- _Task objective_
In the data below, find every line that has the string "Jakarta", and copy it.

- _Data_

━━━

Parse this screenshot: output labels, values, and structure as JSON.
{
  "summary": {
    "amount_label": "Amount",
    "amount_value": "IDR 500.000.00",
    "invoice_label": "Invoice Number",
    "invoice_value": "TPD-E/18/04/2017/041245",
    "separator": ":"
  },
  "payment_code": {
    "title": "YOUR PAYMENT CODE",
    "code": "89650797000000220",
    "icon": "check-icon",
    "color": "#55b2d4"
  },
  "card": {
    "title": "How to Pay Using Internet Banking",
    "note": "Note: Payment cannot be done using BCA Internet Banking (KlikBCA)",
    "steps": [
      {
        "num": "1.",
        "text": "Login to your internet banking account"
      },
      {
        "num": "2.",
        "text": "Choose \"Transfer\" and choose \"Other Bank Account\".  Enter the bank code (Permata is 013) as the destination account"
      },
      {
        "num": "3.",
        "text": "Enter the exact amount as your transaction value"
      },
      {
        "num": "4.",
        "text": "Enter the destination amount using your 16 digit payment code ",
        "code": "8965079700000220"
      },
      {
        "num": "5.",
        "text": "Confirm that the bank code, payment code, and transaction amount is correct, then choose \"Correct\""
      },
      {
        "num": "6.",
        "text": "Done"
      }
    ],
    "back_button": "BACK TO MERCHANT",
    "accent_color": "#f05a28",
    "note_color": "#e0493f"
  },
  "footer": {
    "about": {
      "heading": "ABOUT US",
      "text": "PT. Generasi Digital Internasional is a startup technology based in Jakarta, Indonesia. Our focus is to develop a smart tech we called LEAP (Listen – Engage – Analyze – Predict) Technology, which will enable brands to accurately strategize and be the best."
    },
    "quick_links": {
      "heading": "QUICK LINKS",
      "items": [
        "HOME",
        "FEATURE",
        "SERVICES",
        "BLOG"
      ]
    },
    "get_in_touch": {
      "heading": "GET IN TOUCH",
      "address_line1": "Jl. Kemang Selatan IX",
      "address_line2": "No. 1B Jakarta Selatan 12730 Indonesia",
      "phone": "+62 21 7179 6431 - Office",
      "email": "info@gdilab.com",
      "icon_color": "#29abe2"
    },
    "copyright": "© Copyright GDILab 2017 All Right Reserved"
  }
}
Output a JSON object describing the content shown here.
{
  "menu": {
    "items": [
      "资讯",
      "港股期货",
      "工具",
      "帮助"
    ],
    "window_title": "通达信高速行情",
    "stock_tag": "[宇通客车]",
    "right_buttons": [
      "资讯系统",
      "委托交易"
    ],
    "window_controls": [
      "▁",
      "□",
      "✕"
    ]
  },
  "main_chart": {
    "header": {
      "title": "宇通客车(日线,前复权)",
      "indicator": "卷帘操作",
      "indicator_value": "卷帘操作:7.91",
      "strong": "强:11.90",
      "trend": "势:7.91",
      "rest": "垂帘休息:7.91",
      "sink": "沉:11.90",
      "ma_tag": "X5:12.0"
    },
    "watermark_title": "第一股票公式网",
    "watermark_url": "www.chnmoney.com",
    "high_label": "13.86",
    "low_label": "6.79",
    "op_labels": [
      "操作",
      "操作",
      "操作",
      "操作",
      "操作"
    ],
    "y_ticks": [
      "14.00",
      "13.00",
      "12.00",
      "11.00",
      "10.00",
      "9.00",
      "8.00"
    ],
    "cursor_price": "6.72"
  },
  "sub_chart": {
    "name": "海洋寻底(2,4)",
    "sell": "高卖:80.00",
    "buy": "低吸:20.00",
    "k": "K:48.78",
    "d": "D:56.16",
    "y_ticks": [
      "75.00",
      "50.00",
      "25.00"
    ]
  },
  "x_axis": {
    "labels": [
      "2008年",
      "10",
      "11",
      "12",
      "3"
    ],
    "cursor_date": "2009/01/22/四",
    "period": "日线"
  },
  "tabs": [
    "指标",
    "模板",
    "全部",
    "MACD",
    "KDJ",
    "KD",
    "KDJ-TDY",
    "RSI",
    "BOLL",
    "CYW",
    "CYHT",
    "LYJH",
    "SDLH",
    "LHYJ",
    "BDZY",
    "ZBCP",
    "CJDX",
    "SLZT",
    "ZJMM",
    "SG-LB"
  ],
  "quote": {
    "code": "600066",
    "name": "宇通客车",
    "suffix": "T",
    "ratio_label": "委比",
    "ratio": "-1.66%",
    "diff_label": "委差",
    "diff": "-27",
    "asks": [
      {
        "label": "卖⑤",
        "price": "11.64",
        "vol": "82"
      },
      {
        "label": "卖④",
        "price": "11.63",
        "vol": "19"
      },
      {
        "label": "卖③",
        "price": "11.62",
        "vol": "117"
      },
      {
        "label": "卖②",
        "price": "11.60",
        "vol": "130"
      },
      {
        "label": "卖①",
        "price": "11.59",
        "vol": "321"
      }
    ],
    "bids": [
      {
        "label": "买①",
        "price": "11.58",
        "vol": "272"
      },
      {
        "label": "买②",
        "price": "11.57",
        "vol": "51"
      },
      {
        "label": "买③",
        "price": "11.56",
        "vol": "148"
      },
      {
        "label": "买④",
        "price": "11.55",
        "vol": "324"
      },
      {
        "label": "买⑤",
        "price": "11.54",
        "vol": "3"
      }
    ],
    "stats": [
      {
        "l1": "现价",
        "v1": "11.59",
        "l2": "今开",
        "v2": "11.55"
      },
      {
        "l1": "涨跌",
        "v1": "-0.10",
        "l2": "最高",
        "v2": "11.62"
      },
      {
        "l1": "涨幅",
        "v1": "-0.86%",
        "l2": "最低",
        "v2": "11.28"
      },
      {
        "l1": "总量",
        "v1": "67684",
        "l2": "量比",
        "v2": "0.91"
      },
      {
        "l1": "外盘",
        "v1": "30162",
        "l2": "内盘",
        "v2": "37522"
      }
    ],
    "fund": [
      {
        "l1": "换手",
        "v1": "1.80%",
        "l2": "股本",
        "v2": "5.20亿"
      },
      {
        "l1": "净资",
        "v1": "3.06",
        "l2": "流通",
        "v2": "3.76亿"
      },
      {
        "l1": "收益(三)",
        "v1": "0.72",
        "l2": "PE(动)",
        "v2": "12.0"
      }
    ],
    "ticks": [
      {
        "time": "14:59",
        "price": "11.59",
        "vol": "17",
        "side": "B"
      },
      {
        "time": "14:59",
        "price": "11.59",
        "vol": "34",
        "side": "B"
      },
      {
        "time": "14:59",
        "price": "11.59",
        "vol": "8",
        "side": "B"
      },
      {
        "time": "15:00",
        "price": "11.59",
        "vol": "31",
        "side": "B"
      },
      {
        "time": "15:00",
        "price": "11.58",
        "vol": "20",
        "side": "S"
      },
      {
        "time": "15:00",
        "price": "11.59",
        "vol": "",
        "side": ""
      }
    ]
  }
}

━━━

- _Output of the exercise_
      "text": "PT. Generasi Digital Internasional is a startup technology based in Jakarta, Indonesia. Our focus is to develop a smart tech we called LEAP (Listen – Engage – Analyze – Predict) Technology, which will enable brands to accurately strategize and be the best."
      "address_line2": "No. 1B Jakarta Selatan 12730 Indonesia",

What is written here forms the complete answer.